## TASK TO COMPLETE
For the material that follows, list every line containing the word "муниципальных".
-.-.-
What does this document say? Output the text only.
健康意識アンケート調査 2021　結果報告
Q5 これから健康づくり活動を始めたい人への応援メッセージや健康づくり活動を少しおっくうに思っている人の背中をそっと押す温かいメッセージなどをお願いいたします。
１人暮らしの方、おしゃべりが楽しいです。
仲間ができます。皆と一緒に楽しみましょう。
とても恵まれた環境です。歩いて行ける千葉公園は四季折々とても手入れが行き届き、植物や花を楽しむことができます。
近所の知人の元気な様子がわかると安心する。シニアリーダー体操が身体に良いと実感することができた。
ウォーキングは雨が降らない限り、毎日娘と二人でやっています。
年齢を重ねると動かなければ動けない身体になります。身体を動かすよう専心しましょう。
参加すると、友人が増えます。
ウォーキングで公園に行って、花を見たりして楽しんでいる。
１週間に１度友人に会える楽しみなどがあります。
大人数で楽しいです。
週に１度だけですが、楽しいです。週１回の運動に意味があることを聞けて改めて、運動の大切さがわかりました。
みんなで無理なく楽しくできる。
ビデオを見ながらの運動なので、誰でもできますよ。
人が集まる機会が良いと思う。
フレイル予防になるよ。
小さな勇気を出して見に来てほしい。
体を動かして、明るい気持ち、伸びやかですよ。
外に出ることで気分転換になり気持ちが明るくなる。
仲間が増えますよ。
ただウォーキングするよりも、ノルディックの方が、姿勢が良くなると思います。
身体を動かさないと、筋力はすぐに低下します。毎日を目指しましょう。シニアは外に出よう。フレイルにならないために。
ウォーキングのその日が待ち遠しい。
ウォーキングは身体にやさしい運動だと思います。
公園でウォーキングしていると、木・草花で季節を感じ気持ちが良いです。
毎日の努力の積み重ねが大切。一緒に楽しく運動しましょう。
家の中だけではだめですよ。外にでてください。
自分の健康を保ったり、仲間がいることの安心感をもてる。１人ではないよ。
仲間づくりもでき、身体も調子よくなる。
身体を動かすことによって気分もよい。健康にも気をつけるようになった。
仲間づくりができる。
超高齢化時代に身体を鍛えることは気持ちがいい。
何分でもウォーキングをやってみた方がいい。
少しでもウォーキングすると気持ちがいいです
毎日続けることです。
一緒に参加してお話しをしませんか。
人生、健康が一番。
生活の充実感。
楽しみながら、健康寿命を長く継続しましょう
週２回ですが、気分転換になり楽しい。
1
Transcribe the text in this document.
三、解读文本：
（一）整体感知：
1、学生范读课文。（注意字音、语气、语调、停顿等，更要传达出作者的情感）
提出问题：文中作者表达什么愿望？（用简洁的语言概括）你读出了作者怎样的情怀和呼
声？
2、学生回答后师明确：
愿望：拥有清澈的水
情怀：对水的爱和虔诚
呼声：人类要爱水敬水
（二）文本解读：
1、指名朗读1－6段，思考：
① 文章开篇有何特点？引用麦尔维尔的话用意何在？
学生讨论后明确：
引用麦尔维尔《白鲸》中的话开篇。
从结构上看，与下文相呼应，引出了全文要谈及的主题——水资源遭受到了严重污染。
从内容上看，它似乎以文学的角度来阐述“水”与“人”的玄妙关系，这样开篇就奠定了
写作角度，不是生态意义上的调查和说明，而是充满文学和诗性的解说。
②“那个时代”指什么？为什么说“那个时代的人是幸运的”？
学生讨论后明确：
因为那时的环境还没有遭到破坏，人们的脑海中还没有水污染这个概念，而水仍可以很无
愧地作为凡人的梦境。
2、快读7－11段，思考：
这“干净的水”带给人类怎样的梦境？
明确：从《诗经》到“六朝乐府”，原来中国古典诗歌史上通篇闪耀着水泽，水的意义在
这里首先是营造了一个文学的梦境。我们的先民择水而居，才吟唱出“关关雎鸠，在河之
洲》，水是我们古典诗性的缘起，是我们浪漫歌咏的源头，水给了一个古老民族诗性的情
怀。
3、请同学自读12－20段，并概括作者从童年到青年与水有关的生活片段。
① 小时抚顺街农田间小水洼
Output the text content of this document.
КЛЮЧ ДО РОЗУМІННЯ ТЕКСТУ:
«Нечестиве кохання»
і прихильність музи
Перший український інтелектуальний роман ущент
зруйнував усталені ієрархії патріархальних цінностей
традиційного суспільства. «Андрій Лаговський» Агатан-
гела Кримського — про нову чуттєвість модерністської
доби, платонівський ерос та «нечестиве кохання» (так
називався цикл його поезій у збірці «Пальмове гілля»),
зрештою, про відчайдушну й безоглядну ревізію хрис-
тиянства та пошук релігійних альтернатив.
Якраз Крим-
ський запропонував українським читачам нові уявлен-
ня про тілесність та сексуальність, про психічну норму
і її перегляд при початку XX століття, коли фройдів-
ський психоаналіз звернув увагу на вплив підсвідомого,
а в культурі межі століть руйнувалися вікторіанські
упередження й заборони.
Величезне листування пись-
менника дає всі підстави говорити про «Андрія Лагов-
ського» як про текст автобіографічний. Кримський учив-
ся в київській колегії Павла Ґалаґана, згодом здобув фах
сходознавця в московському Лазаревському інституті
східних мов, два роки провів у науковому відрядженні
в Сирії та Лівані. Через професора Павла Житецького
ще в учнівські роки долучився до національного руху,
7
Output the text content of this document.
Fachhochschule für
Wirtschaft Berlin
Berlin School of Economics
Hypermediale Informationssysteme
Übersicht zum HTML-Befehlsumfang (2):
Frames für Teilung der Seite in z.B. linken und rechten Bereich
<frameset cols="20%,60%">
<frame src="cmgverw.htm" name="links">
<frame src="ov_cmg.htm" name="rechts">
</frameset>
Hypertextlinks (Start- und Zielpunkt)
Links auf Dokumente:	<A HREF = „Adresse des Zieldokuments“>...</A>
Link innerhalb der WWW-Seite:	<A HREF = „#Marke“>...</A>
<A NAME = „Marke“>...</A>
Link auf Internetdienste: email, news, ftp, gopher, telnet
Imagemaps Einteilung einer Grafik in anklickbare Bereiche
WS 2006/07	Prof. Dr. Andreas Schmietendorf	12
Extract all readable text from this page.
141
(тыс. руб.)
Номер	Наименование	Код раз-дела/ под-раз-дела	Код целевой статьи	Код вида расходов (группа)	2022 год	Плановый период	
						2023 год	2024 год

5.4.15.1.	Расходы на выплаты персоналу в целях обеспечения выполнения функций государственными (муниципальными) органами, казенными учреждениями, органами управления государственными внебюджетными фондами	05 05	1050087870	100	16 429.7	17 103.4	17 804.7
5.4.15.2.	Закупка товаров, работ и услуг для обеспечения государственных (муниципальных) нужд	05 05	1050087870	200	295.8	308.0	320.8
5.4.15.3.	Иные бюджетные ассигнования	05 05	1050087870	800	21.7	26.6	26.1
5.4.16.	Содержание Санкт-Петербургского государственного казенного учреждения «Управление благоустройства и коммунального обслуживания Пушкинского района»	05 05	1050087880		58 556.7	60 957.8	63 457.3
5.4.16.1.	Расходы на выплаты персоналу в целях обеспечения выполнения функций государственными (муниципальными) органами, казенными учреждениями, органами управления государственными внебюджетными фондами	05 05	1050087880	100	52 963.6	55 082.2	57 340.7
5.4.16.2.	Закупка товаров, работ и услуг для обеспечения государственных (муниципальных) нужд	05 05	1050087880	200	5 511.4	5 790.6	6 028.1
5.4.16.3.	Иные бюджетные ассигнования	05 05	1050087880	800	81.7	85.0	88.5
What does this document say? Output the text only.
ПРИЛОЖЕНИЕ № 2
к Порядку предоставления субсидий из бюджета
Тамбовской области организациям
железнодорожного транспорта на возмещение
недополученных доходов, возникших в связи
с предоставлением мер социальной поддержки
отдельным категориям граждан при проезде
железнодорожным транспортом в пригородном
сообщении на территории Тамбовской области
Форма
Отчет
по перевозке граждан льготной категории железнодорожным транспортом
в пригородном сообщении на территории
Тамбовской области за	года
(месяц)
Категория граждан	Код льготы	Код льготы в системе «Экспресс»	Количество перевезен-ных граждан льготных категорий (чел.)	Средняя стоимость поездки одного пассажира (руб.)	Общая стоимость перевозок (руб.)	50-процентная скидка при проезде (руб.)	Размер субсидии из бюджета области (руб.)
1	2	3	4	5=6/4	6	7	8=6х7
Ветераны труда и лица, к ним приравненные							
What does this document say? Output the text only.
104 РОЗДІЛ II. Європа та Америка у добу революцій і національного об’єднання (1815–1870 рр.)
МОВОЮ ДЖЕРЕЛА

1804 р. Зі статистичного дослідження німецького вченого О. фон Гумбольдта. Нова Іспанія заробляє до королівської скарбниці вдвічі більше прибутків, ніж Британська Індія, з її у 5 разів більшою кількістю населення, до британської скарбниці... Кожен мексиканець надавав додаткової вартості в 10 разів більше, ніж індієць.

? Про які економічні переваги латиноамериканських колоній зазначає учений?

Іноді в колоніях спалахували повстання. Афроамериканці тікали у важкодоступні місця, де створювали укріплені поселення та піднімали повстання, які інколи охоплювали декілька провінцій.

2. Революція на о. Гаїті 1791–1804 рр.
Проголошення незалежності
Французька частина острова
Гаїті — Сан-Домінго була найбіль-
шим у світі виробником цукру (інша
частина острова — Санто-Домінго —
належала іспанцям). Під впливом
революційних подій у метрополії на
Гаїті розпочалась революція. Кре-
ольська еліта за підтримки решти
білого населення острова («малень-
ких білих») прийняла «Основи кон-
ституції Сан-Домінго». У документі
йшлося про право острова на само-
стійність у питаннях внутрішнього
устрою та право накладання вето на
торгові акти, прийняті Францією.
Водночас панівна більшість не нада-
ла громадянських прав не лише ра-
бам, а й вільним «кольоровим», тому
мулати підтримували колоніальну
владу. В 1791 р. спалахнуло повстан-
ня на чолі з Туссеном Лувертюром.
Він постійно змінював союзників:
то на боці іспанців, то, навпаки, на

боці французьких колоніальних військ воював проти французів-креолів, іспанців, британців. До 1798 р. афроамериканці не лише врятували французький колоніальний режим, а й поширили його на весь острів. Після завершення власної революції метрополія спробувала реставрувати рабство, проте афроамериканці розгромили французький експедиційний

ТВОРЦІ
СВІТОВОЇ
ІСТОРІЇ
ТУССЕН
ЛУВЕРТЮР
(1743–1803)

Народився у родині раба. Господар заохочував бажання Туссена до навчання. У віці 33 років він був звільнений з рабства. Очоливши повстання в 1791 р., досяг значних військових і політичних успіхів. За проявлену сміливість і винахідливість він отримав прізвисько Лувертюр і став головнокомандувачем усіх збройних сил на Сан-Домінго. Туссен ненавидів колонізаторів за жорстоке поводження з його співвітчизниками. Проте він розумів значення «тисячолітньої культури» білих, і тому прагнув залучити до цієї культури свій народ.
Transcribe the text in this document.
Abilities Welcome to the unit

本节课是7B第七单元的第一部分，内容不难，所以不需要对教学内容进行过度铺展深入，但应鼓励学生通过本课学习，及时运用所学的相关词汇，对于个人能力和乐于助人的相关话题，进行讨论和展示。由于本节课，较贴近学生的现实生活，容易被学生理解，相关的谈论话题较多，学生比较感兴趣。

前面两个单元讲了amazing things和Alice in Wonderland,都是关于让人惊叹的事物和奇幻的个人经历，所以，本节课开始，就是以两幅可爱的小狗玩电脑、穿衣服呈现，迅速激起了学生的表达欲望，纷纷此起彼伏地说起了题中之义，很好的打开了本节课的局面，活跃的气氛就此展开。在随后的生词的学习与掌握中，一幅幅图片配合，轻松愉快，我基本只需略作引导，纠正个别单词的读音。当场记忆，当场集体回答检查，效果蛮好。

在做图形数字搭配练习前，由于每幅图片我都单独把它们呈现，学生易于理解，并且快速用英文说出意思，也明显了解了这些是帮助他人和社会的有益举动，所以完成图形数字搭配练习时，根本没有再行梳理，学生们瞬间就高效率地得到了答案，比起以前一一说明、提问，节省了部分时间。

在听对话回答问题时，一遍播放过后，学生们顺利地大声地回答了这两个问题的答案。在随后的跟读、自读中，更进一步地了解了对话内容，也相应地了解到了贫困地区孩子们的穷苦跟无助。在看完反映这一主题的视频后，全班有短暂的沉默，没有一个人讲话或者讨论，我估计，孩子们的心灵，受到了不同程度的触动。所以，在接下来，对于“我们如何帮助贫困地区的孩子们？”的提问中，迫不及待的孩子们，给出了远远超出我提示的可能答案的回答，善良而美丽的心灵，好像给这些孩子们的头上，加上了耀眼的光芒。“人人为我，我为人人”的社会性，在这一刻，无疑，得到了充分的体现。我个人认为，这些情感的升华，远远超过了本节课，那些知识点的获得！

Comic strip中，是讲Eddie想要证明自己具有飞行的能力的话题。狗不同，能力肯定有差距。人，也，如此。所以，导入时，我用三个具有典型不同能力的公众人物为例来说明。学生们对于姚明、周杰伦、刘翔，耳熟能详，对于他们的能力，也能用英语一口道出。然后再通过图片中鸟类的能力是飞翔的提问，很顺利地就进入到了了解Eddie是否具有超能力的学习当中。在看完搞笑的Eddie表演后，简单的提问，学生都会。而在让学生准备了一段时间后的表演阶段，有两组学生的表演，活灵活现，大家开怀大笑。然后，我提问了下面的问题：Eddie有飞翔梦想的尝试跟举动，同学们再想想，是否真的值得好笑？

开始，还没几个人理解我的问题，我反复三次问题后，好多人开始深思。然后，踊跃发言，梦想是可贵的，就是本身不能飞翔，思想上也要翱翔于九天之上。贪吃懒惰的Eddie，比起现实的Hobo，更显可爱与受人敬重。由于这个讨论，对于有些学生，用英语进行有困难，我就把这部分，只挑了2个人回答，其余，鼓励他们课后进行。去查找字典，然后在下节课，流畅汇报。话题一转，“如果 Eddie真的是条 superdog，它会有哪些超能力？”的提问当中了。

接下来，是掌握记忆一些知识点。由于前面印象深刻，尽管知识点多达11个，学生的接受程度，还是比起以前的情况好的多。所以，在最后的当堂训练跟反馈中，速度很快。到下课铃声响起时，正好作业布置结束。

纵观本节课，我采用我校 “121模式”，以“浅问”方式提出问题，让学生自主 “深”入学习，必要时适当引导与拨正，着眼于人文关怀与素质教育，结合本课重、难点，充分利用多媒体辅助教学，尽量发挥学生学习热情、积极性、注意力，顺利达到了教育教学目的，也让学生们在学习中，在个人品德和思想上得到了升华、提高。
-.-.-
## ANSWER TO THE PROBLEM
5.4.15.2.	Закупка товаров, работ и услуг для обеспечения государственных (муниципальных) нужд	05 05	1050087870	200	295.8	308.0	320.8
5.4.16.2.	Закупка товаров, работ и услуг для обеспечения государственных (муниципальных) нужд	05 05	1050087880	200	5 511.4	5 790.6	6 028.1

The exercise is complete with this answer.